WHAT TO DO
Of all the lines in the material, how many include the word "Ινδία"? Give only the number.

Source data
## Begin
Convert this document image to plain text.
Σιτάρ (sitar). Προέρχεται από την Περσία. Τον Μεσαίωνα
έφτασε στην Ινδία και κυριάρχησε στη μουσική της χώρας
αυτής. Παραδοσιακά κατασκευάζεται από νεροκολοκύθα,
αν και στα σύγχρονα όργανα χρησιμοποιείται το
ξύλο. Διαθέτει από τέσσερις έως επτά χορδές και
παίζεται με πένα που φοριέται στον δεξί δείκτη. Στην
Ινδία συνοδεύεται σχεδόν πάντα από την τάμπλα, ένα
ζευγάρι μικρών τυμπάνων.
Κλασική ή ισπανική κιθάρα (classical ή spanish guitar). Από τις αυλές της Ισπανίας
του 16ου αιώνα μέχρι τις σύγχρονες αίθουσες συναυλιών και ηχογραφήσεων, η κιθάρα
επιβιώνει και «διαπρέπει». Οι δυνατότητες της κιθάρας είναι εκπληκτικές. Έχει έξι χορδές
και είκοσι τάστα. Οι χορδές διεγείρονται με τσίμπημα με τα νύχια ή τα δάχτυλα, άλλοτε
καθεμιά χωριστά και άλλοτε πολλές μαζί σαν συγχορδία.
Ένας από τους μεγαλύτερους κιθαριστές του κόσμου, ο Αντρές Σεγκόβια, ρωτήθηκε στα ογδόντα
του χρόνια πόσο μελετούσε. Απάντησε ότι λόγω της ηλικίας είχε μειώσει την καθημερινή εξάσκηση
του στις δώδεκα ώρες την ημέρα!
## End
IN RESPONSE
2